Entries from a dataset

━━━━━━

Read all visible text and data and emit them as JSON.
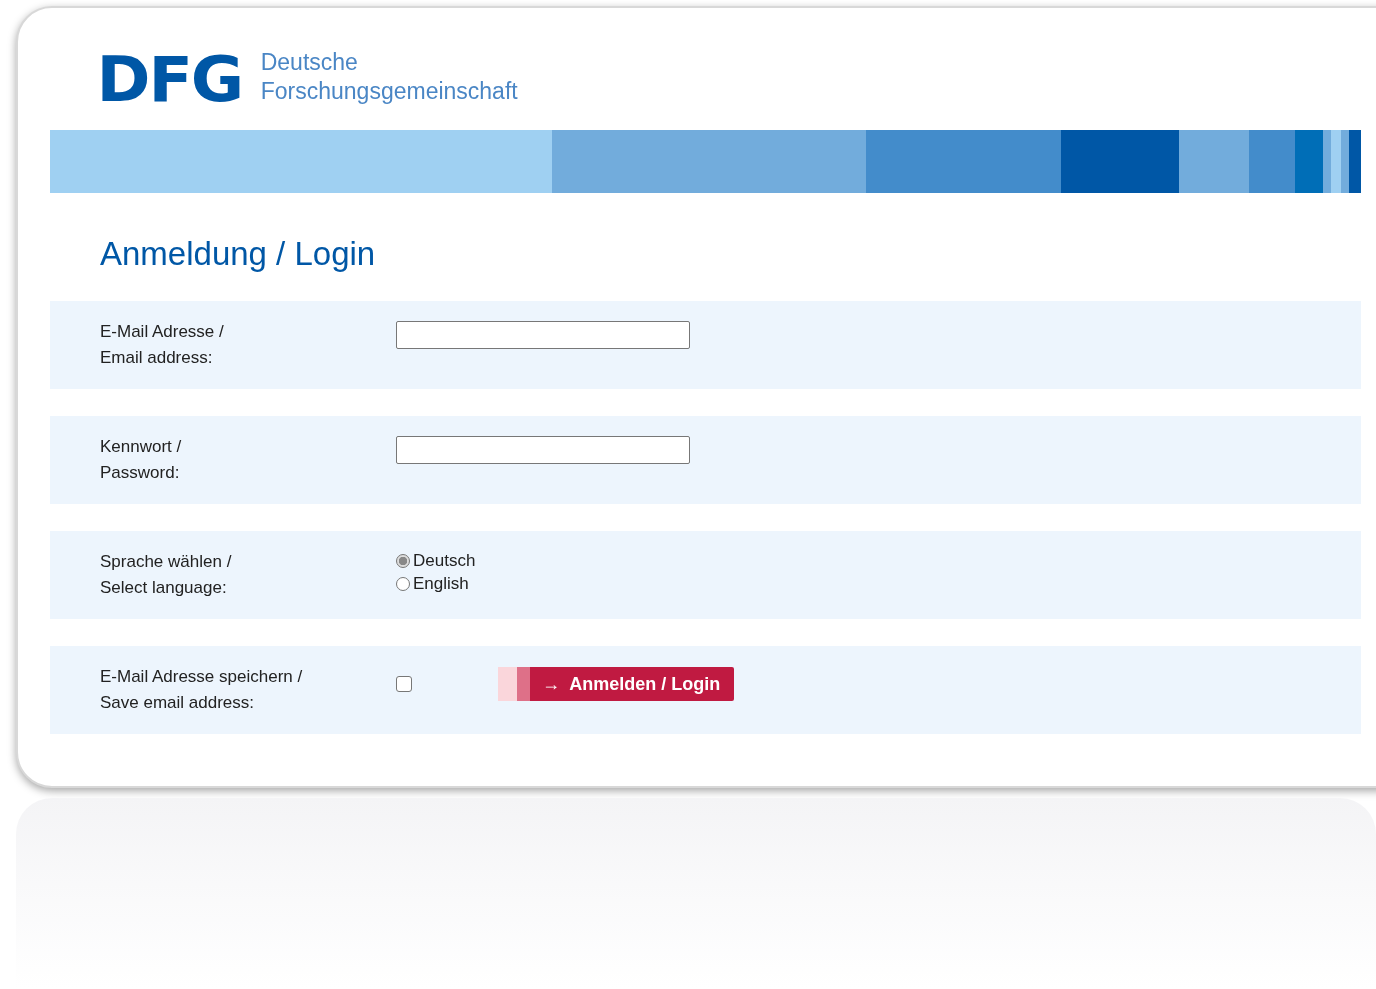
{
  "logo": {
    "mark": "DFG",
    "name_line_1": "Deutsche",
    "name_line_2": "Forschungsgemeinschaft"
  },
  "title": "Anmeldung / Login",
  "form": {
    "email": {
      "label_line_1": "E-Mail Adresse /",
      "label_line_2": "Email address:"
    },
    "password": {
      "label_line_1": "Kennwort /",
      "label_line_2": "Password:"
    },
    "language": {
      "label_line_1": "Sprache wählen /",
      "label_line_2": "Select language:",
      "options": [
        {
          "label": "Deutsch",
          "selected": true
        },
        {
          "label": "English",
          "selected": false
        }
      ]
    },
    "save_email": {
      "label_line_1": "E-Mail Adresse speichern /",
      "label_line_2": "Save email address:",
      "checked": false
    },
    "login_button": {
      "icon": "→",
      "label": "Anmelden / Login"
    }
  }
}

━━━━━━

__WORK REQUIRED__. A single figure is required: the number of lines above in which the word "Adresse" occurs.

__FINAL RESULT__. 2